**The request:** Without including the pictures, copy out every line below.

**Source records:**
___

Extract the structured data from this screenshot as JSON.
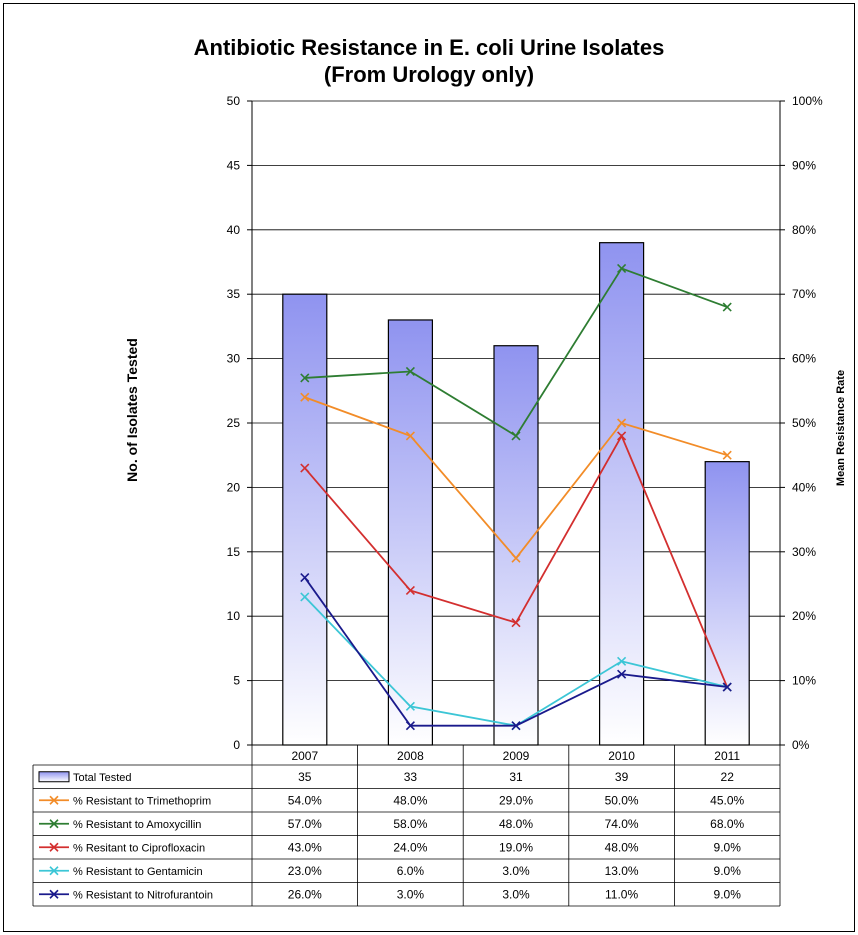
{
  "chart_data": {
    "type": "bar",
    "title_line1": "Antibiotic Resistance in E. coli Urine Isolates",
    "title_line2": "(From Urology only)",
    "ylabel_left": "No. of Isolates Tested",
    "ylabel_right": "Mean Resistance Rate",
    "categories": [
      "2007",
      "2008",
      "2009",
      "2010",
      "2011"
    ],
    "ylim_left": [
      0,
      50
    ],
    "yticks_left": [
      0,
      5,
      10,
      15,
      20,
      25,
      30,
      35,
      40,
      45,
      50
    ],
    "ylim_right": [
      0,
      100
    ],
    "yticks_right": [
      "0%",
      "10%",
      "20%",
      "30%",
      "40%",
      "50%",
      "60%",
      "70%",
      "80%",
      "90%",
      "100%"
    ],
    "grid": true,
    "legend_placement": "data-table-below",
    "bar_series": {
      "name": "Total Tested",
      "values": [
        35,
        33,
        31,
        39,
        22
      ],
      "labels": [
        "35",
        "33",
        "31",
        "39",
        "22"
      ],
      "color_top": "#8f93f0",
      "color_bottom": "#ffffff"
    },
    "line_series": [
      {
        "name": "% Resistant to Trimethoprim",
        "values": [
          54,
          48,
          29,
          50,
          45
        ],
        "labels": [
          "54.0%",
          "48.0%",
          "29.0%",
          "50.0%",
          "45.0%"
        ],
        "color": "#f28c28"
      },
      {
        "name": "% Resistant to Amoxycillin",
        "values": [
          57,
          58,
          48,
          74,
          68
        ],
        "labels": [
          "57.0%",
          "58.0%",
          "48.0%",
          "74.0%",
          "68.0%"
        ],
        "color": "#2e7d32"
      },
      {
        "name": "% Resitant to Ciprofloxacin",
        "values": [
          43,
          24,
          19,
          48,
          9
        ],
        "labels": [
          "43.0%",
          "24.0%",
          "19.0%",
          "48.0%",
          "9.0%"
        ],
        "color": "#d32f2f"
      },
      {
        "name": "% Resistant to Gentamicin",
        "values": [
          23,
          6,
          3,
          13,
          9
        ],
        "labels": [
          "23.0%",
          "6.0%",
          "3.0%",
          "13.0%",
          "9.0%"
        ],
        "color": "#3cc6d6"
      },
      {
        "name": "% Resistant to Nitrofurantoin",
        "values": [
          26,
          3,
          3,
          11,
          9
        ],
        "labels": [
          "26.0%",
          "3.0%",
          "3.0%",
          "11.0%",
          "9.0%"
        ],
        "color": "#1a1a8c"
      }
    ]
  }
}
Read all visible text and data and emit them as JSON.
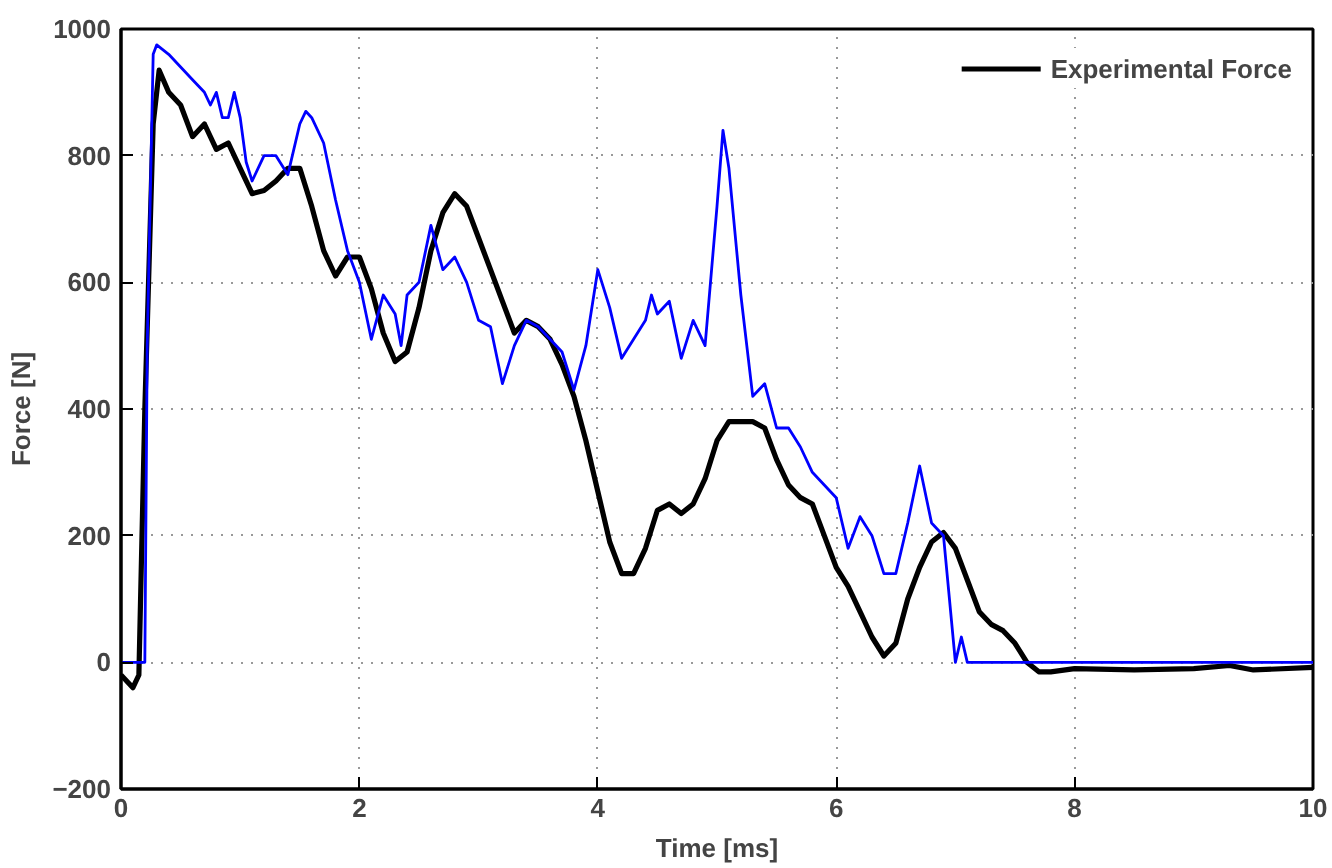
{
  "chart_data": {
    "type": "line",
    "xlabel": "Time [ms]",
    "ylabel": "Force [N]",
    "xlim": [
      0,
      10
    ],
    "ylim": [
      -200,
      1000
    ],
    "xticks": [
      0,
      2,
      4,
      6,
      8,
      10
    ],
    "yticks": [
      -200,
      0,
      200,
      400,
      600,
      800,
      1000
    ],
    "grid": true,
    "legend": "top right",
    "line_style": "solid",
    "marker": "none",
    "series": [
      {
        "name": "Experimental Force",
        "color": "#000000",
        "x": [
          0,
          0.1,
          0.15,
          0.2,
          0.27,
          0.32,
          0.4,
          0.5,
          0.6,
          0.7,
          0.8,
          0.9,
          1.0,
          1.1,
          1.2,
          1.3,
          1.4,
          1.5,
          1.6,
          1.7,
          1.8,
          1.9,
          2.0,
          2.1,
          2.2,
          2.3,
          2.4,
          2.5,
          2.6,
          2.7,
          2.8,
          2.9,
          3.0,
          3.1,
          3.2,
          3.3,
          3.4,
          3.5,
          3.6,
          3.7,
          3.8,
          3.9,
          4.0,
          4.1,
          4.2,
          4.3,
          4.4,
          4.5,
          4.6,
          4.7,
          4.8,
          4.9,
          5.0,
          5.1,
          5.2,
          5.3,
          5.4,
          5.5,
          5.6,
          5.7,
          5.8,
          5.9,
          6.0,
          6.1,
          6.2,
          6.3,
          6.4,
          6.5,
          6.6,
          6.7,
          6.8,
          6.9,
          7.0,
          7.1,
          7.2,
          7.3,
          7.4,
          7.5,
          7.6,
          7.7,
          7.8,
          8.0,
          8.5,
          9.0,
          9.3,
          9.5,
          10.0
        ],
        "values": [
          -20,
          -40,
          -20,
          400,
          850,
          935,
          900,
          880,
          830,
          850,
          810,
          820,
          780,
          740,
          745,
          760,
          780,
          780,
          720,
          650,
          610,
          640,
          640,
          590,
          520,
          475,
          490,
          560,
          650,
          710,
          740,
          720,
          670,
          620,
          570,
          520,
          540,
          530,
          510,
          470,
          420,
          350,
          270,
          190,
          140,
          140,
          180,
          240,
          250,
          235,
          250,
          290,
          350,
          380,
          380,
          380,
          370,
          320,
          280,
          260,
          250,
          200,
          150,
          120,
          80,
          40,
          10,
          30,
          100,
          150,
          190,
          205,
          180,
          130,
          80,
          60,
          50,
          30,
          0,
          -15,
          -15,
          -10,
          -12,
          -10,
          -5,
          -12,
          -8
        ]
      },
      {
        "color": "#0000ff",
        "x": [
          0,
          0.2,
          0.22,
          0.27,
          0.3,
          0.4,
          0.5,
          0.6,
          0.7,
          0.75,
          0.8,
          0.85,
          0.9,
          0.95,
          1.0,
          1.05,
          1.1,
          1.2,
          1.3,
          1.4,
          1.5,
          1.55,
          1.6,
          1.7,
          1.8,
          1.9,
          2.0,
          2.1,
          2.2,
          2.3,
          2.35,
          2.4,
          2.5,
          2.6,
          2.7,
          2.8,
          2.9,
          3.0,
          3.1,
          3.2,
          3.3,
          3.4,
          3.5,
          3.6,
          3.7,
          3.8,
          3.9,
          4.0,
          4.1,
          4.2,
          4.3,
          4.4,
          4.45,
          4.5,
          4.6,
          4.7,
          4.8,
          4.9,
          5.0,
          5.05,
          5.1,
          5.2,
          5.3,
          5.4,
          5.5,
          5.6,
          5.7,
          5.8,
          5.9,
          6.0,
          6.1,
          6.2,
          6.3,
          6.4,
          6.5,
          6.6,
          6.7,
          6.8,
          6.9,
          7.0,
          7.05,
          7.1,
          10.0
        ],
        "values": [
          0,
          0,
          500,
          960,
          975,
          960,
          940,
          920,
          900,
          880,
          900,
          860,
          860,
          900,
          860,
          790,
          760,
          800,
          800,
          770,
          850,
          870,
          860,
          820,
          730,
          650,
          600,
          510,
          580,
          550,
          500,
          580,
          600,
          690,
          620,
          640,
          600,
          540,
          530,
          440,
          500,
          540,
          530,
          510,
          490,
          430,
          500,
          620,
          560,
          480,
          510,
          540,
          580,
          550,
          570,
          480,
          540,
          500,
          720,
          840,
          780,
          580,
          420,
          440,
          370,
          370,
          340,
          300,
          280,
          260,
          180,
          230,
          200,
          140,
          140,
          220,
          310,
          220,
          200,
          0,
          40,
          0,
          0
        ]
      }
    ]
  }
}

___

**Exercise solution:**
Extract the structured data from this screenshot as JSON.
{
  "chart_data": {
    "type": "bar",
    "title_line1": "Antibiotic Resistance in E. coli Urine Isolates",
    "title_line2": "(From Urology only)",
    "ylabel_left": "No. of Isolates Tested",
    "ylabel_right": "Mean Resistance Rate",
    "categories": [
      "2007",
      "2008",
      "2009",
      "2010",
      "2011"
    ],
    "ylim_left": [
      0,
      50
    ],
    "yticks_left": [
      0,
      5,
      10,
      15,
      20,
      25,
      30,
      35,
      40,
      45,
      50
    ],
    "ylim_right": [
      0,
      100
    ],
    "yticks_right": [
      "0%",
      "10%",
      "20%",
      "30%",
      "40%",
      "50%",
      "60%",
      "70%",
      "80%",
      "90%",
      "100%"
    ],
    "grid": true,
    "legend_placement": "data-table-below",
    "bar_series": {
      "name": "Total Tested",
      "values": [
        35,
        33,
        31,
        39,
        22
      ],
      "labels": [
        "35",
        "33",
        "31",
        "39",
        "22"
      ],
      "color_top": "#8f93f0",
      "color_bottom": "#ffffff"
    },
    "line_series": [
      {
        "name": "% Resistant to Trimethoprim",
        "values": [
          54,
          48,
          29,
          50,
          45
        ],
        "labels": [
          "54.0%",
          "48.0%",
          "29.0%",
          "50.0%",
          "45.0%"
        ],
        "color": "#f28c28"
      },
      {
        "name": "% Resistant to Amoxycillin",
        "values": [
          57,
          58,
          48,
          74,
          68
        ],
        "labels": [
          "57.0%",
          "58.0%",
          "48.0%",
          "74.0%",
          "68.0%"
        ],
        "color": "#2e7d32"
      },
      {
        "name": "% Resitant to Ciprofloxacin",
        "values": [
          43,
          24,
          19,
          48,
          9
        ],
        "labels": [
          "43.0%",
          "24.0%",
          "19.0%",
          "48.0%",
          "9.0%"
        ],
        "color": "#d32f2f"
      },
      {
        "name": "% Resistant to Gentamicin",
        "values": [
          23,
          6,
          3,
          13,
          9
        ],
        "labels": [
          "23.0%",
          "6.0%",
          "3.0%",
          "13.0%",
          "9.0%"
        ],
        "color": "#3cc6d6"
      },
      {
        "name": "% Resistant to Nitrofurantoin",
        "values": [
          26,
          3,
          3,
          11,
          9
        ],
        "labels": [
          "26.0%",
          "3.0%",
          "3.0%",
          "11.0%",
          "9.0%"
        ],
        "color": "#1a1a8c"
      }
    ]
  }
}
Read all visible text and data and emit them as JSON.
{
  "chart_data": {
    "type": "line",
    "xlabel": "Time [ms]",
    "ylabel": "Force [N]",
    "xlim": [
      0,
      10
    ],
    "ylim": [
      -200,
      1000
    ],
    "xticks": [
      0,
      2,
      4,
      6,
      8,
      10
    ],
    "yticks": [
      -200,
      0,
      200,
      400,
      600,
      800,
      1000
    ],
    "grid": true,
    "legend": "top right",
    "line_style": "solid",
    "marker": "none",
    "series": [
      {
        "name": "Experimental Force",
        "color": "#000000",
        "x": [
          0,
          0.1,
          0.15,
          0.2,
          0.27,
          0.32,
          0.4,
          0.5,
          0.6,
          0.7,
          0.8,
          0.9,
          1.0,
          1.1,
          1.2,
          1.3,
          1.4,
          1.5,
          1.6,
          1.7,
          1.8,
          1.9,
          2.0,
          2.1,
          2.2,
          2.3,
          2.4,
          2.5,
          2.6,
          2.7,
          2.8,
          2.9,
          3.0,
          3.1,
          3.2,
          3.3,
          3.4,
          3.5,
          3.6,
          3.7,
          3.8,
          3.9,
          4.0,
          4.1,
          4.2,
          4.3,
          4.4,
          4.5,
          4.6,
          4.7,
          4.8,
          4.9,
          5.0,
          5.1,
          5.2,
          5.3,
          5.4,
          5.5,
          5.6,
          5.7,
          5.8,
          5.9,
          6.0,
          6.1,
          6.2,
          6.3,
          6.4,
          6.5,
          6.6,
          6.7,
          6.8,
          6.9,
          7.0,
          7.1,
          7.2,
          7.3,
          7.4,
          7.5,
          7.6,
          7.7,
          7.8,
          8.0,
          8.5,
          9.0,
          9.3,
          9.5,
          10.0
        ],
        "values": [
          -20,
          -40,
          -20,
          400,
          850,
          935,
          900,
          880,
          830,
          850,
          810,
          820,
          780,
          740,
          745,
          760,
          780,
          780,
          720,
          650,
          610,
          640,
          640,
          590,
          520,
          475,
          490,
          560,
          650,
          710,
          740,
          720,
          670,
          620,
          570,
          520,
          540,
          530,
          510,
          470,
          420,
          350,
          270,
          190,
          140,
          140,
          180,
          240,
          250,
          235,
          250,
          290,
          350,
          380,
          380,
          380,
          370,
          320,
          280,
          260,
          250,
          200,
          150,
          120,
          80,
          40,
          10,
          30,
          100,
          150,
          190,
          205,
          180,
          130,
          80,
          60,
          50,
          30,
          0,
          -15,
          -15,
          -10,
          -12,
          -10,
          -5,
          -12,
          -8
        ]
      },
      {
        "color": "#0000ff",
        "x": [
          0,
          0.2,
          0.22,
          0.27,
          0.3,
          0.4,
          0.5,
          0.6,
          0.7,
          0.75,
          0.8,
          0.85,
          0.9,
          0.95,
          1.0,
          1.05,
          1.1,
          1.2,
          1.3,
          1.4,
          1.5,
          1.55,
          1.6,
          1.7,
          1.8,
          1.9,
          2.0,
          2.1,
          2.2,
          2.3,
          2.35,
          2.4,
          2.5,
          2.6,
          2.7,
          2.8,
          2.9,
          3.0,
          3.1,
          3.2,
          3.3,
          3.4,
          3.5,
          3.6,
          3.7,
          3.8,
          3.9,
          4.0,
          4.1,
          4.2,
          4.3,
          4.4,
          4.45,
          4.5,
          4.6,
          4.7,
          4.8,
          4.9,
          5.0,
          5.05,
          5.1,
          5.2,
          5.3,
          5.4,
          5.5,
          5.6,
          5.7,
          5.8,
          5.9,
          6.0,
          6.1,
          6.2,
          6.3,
          6.4,
          6.5,
          6.6,
          6.7,
          6.8,
          6.9,
          7.0,
          7.05,
          7.1,
          10.0
        ],
        "values": [
          0,
          0,
          500,
          960,
          975,
          960,
          940,
          920,
          900,
          880,
          900,
          860,
          860,
          900,
          860,
          790,
          760,
          800,
          800,
          770,
          850,
          870,
          860,
          820,
          730,
          650,
          600,
          510,
          580,
          550,
          500,
          580,
          600,
          690,
          620,
          640,
          600,
          540,
          530,
          440,
          500,
          540,
          530,
          510,
          490,
          430,
          500,
          620,
          560,
          480,
          510,
          540,
          580,
          550,
          570,
          480,
          540,
          500,
          720,
          840,
          780,
          580,
          420,
          440,
          370,
          370,
          340,
          300,
          280,
          260,
          180,
          230,
          200,
          140,
          140,
          220,
          310,
          220,
          200,
          0,
          40,
          0,
          0
        ]
      }
    ]
  }
}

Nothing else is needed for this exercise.